## Start
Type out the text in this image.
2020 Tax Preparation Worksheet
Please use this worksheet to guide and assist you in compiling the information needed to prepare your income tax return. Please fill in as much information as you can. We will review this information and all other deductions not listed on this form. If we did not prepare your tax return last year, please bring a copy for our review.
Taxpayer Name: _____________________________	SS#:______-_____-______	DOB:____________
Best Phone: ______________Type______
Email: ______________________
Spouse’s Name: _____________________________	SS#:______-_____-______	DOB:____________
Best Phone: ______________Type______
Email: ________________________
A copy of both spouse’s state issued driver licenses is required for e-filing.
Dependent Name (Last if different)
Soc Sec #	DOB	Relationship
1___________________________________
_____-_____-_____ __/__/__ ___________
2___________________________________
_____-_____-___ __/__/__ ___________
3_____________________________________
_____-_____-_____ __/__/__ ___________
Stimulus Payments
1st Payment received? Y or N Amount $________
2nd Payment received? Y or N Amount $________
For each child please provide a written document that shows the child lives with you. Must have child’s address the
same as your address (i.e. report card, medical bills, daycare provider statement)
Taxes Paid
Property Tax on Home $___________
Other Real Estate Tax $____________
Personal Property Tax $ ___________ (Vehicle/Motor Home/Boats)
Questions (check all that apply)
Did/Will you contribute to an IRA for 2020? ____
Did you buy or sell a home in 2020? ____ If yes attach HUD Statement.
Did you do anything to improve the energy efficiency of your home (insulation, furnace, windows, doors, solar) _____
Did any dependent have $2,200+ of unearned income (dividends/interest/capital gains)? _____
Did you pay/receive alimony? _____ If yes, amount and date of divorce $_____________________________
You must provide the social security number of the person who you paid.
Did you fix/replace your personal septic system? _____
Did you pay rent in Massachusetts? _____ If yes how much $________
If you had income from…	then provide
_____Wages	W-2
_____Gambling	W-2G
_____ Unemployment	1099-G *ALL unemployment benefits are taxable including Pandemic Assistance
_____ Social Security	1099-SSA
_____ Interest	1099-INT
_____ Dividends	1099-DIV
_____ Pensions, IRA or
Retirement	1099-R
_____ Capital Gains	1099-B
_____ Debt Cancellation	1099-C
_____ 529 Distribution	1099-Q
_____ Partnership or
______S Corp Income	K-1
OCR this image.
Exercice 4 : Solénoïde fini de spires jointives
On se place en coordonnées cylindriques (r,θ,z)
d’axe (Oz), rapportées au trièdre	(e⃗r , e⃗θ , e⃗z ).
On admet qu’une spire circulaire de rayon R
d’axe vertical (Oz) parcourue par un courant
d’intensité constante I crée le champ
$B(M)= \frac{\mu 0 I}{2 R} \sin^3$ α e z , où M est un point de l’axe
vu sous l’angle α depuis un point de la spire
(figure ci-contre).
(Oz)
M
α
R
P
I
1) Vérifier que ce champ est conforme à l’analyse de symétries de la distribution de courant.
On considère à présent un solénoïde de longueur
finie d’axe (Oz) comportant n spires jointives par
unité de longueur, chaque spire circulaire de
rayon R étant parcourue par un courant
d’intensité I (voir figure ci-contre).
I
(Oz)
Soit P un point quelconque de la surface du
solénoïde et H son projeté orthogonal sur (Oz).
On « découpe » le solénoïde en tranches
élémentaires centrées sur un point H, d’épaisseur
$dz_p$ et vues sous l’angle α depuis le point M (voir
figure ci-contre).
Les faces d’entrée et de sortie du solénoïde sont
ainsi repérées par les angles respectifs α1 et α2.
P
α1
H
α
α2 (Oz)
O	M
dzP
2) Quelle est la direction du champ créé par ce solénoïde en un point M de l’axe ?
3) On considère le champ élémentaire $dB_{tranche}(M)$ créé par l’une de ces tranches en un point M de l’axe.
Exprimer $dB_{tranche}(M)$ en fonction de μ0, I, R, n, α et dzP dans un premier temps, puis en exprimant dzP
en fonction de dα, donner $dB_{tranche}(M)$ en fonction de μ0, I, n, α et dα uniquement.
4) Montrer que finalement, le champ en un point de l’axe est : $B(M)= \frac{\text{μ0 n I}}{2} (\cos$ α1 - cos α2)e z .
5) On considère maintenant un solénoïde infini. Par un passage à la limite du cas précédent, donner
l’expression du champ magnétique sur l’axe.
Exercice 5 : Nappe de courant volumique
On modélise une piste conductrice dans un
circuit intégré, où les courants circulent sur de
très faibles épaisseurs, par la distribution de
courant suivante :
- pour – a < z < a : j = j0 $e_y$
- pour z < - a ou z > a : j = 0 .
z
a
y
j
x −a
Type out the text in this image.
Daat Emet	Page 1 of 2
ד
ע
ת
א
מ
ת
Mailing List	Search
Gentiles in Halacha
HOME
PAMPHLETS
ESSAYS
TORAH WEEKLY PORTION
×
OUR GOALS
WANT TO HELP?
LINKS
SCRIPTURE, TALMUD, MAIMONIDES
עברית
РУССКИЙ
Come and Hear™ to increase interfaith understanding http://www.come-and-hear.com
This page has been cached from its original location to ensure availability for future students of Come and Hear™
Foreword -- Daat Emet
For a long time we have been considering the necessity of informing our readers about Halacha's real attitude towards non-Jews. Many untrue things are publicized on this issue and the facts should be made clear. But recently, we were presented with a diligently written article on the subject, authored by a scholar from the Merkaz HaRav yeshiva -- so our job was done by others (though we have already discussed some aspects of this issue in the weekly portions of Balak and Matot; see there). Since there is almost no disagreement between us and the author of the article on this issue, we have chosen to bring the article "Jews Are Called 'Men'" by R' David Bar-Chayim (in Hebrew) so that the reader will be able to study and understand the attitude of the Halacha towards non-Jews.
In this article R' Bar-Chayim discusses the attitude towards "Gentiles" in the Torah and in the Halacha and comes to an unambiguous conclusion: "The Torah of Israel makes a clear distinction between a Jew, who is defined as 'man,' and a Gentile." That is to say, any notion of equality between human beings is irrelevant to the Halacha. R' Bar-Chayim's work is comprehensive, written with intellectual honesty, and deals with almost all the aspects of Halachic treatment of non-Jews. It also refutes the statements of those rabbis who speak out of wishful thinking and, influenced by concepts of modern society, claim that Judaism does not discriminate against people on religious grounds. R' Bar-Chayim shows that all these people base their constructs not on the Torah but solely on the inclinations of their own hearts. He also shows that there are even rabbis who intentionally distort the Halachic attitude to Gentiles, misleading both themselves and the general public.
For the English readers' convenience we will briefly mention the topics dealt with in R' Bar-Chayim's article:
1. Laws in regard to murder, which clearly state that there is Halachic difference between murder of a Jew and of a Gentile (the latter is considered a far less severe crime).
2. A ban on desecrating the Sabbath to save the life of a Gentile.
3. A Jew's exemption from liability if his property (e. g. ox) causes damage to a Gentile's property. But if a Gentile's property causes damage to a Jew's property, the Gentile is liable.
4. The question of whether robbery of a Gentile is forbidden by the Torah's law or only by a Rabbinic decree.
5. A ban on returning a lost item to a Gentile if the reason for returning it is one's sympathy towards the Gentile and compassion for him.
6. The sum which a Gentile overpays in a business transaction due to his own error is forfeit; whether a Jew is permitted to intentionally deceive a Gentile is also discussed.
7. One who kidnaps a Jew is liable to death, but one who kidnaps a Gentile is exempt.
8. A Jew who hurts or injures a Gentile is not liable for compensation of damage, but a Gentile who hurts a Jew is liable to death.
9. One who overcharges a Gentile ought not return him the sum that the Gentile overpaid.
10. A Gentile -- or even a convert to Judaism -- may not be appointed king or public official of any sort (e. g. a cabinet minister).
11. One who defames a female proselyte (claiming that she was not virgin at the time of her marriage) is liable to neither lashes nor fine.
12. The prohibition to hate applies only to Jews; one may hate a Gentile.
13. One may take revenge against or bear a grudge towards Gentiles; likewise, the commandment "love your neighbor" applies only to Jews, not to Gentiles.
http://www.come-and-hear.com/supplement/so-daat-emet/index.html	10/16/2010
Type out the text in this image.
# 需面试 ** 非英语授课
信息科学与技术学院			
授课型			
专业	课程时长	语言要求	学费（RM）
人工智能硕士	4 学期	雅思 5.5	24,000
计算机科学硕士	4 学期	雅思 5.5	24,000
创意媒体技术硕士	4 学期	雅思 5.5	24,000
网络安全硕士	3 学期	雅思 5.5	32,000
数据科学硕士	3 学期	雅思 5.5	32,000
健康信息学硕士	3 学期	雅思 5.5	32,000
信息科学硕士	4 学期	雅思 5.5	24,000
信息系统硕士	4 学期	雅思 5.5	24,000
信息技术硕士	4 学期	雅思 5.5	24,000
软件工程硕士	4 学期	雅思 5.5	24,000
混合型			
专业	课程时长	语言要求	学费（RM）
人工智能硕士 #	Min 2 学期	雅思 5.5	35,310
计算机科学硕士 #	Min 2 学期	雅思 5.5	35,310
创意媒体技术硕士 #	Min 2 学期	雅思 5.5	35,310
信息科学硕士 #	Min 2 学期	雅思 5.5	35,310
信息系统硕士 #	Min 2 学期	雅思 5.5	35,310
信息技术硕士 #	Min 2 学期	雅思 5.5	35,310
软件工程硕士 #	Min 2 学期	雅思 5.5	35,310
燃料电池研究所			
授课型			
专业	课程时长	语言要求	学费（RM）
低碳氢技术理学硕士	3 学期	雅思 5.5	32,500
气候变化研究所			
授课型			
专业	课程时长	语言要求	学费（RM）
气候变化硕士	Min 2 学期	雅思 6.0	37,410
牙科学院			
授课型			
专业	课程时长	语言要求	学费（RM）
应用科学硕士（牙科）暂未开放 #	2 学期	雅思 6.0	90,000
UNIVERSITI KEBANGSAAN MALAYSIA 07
## End
## What this task involves
Your task is to report how many lines of the material include the string "intentionally". Give the number and no other words.

## Task response
2